* **EXERCISE AIM**
Repeat the whole of the data, keeping every detail the same.

Stored data
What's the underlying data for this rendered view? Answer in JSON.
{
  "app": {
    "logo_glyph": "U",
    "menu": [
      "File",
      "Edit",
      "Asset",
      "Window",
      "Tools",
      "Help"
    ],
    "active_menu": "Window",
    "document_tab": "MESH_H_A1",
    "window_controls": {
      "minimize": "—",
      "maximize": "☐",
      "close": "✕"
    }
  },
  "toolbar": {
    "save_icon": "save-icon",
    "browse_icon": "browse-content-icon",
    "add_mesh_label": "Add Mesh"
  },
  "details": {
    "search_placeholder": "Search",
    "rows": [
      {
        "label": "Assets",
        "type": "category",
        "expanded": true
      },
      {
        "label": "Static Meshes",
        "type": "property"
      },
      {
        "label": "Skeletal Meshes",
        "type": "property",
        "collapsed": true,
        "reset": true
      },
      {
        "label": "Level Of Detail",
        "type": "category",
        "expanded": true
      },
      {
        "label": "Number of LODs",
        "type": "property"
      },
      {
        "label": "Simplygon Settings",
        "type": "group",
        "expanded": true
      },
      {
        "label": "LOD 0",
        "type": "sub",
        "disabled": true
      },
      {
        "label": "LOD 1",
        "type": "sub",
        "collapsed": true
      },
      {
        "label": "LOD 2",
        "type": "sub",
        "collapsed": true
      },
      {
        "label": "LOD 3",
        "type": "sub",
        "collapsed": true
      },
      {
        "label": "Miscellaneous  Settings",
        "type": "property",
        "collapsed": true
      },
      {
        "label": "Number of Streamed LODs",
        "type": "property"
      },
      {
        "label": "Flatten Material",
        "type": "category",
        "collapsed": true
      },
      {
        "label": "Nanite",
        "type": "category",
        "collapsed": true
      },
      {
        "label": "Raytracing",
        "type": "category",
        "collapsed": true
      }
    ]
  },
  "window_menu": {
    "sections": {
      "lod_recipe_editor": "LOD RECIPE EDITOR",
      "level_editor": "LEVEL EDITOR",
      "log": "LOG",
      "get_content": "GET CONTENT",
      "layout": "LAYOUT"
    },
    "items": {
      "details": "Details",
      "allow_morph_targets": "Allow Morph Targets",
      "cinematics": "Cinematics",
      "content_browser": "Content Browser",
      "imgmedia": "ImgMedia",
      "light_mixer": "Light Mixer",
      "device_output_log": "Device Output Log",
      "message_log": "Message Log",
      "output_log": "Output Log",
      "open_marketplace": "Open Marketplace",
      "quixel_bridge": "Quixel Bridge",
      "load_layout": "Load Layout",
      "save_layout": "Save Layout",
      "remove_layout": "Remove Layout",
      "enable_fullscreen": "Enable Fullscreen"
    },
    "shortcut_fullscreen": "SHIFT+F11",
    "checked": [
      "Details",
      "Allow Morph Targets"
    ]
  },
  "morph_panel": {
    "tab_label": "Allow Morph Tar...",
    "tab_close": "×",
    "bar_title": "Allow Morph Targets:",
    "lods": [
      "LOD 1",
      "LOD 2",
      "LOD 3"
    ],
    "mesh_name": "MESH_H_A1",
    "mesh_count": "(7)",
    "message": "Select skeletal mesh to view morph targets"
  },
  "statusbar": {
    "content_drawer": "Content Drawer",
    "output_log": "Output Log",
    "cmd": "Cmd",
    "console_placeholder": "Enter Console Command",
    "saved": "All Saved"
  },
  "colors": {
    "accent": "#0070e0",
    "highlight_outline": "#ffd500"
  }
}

* **SOLUTION**
What's the underlying data for this rendered view? Answer in JSON.
{
  "app": {
    "logo_glyph": "U",
    "menu": [
      "File",
      "Edit",
      "Asset",
      "Window",
      "Tools",
      "Help"
    ],
    "active_menu": "Window",
    "document_tab": "MESH_H_A1",
    "window_controls": {
      "minimize": "—",
      "maximize": "☐",
      "close": "✕"
    }
  },
  "toolbar": {
    "save_icon": "save-icon",
    "browse_icon": "browse-content-icon",
    "add_mesh_label": "Add Mesh"
  },
  "details": {
    "search_placeholder": "Search",
    "rows": [
      {
        "label": "Assets",
        "type": "category",
        "expanded": true
      },
      {
        "label": "Static Meshes",
        "type": "property"
      },
      {
        "label": "Skeletal Meshes",
        "type": "property",
        "collapsed": true,
        "reset": true
      },
      {
        "label": "Level Of Detail",
        "type": "category",
        "expanded": true
      },
      {
        "label": "Number of LODs",
        "type": "property"
      },
      {
        "label": "Simplygon Settings",
        "type": "group",
        "expanded": true
      },
      {
        "label": "LOD 0",
        "type": "sub",
        "disabled": true
      },
      {
        "label": "LOD 1",
        "type": "sub",
        "collapsed": true
      },
      {
        "label": "LOD 2",
        "type": "sub",
        "collapsed": true
      },
      {
        "label": "LOD 3",
        "type": "sub",
        "collapsed": true
      },
      {
        "label": "Miscellaneous  Settings",
        "type": "property",
        "collapsed": true
      },
      {
        "label": "Number of Streamed LODs",
        "type": "property"
      },
      {
        "label": "Flatten Material",
        "type": "category",
        "collapsed": true
      },
      {
        "label": "Nanite",
        "type": "category",
        "collapsed": true
      },
      {
        "label": "Raytracing",
        "type": "category",
        "collapsed": true
      }
    ]
  },
  "window_menu": {
    "sections": {
      "lod_recipe_editor": "LOD RECIPE EDITOR",
      "level_editor": "LEVEL EDITOR",
      "log": "LOG",
      "get_content": "GET CONTENT",
      "layout": "LAYOUT"
    },
    "items": {
      "details": "Details",
      "allow_morph_targets": "Allow Morph Targets",
      "cinematics": "Cinematics",
      "content_browser": "Content Browser",
      "imgmedia": "ImgMedia",
      "light_mixer": "Light Mixer",
      "device_output_log": "Device Output Log",
      "message_log": "Message Log",
      "output_log": "Output Log",
      "open_marketplace": "Open Marketplace",
      "quixel_bridge": "Quixel Bridge",
      "load_layout": "Load Layout",
      "save_layout": "Save Layout",
      "remove_layout": "Remove Layout",
      "enable_fullscreen": "Enable Fullscreen"
    },
    "shortcut_fullscreen": "SHIFT+F11",
    "checked": [
      "Details",
      "Allow Morph Targets"
    ]
  },
  "morph_panel": {
    "tab_label": "Allow Morph Tar...",
    "tab_close": "×",
    "bar_title": "Allow Morph Targets:",
    "lods": [
      "LOD 1",
      "LOD 2",
      "LOD 3"
    ],
    "mesh_name": "MESH_H_A1",
    "mesh_count": "(7)",
    "message": "Select skeletal mesh to view morph targets"
  },
  "statusbar": {
    "content_drawer": "Content Drawer",
    "output_log": "Output Log",
    "cmd": "Cmd",
    "console_placeholder": "Enter Console Command",
    "saved": "All Saved"
  },
  "colors": {
    "accent": "#0070e0",
    "highlight_outline": "#ffd500"
  }
}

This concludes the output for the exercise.